**Rows from a dataset**
--------

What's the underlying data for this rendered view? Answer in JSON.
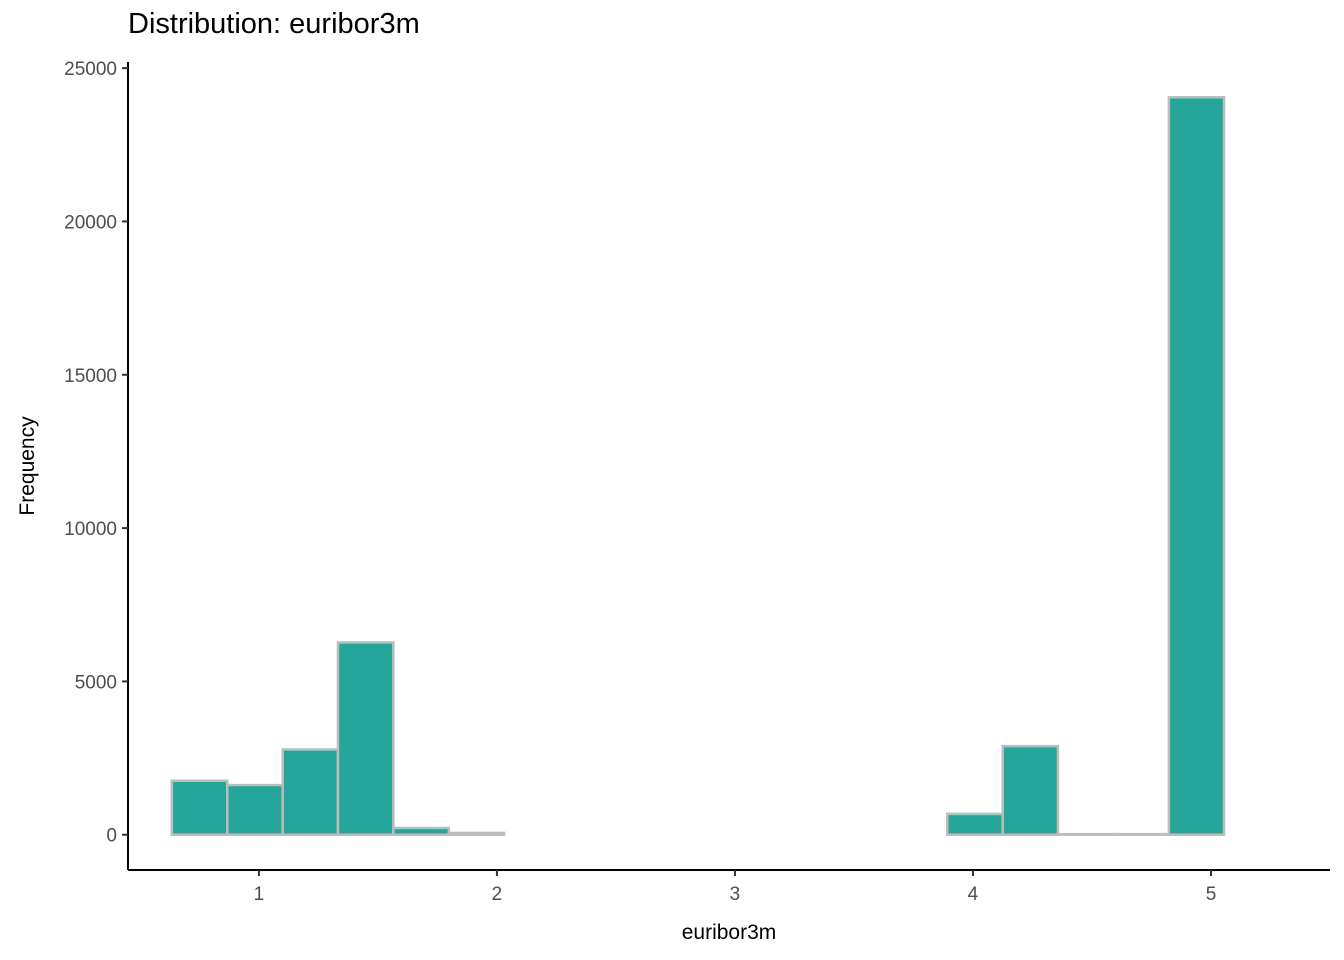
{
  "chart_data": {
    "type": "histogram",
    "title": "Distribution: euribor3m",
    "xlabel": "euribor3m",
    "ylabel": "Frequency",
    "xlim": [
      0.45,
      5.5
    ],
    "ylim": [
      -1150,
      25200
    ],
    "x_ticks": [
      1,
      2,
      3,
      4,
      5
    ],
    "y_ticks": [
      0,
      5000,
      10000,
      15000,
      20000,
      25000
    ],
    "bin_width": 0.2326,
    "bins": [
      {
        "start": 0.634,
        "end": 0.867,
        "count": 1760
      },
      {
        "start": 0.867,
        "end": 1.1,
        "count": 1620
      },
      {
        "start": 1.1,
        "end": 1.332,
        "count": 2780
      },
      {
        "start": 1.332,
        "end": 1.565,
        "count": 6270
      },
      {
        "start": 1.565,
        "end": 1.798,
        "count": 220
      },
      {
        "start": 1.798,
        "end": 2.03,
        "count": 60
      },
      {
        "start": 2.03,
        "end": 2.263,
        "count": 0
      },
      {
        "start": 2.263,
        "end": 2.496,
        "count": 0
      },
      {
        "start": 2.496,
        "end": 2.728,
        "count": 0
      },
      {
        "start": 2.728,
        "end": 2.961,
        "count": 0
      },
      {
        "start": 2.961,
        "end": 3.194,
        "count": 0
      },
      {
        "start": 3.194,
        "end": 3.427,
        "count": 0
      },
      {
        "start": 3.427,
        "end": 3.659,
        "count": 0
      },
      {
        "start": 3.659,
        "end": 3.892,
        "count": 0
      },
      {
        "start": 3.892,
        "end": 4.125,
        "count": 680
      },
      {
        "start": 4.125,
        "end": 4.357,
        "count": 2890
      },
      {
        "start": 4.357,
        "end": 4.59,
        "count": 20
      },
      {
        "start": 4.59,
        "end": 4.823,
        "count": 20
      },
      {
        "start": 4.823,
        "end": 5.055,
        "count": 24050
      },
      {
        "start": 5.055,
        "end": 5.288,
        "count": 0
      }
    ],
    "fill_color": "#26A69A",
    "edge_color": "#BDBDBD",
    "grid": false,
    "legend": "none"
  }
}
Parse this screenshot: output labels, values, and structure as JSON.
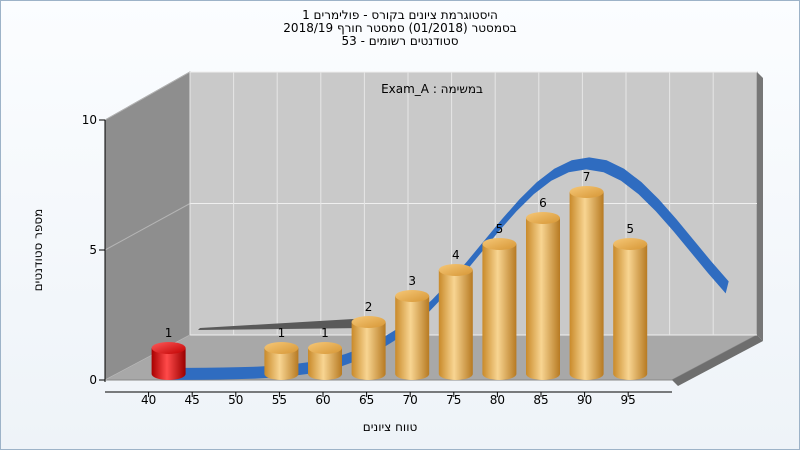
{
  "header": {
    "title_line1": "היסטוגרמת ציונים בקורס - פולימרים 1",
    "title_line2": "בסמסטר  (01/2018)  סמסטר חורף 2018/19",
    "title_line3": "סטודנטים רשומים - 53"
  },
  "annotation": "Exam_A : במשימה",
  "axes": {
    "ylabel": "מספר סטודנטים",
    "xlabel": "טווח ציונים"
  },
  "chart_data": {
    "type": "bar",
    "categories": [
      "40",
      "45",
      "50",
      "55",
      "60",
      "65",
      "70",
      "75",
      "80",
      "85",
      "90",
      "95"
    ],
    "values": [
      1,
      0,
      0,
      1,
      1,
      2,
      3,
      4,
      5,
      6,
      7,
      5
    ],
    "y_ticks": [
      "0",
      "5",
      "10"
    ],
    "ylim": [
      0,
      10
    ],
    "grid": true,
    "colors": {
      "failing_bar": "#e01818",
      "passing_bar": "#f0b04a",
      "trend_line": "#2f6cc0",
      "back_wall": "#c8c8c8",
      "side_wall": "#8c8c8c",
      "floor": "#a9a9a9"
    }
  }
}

--------

**What you should do**
Whenever "ציונים" turns up in a line, pick that line out.

**Solution to this task**
    "title_line1": "היסטוגרמת ציונים בקורס - פולימרים 1",
    "xlabel": "טווח ציונים"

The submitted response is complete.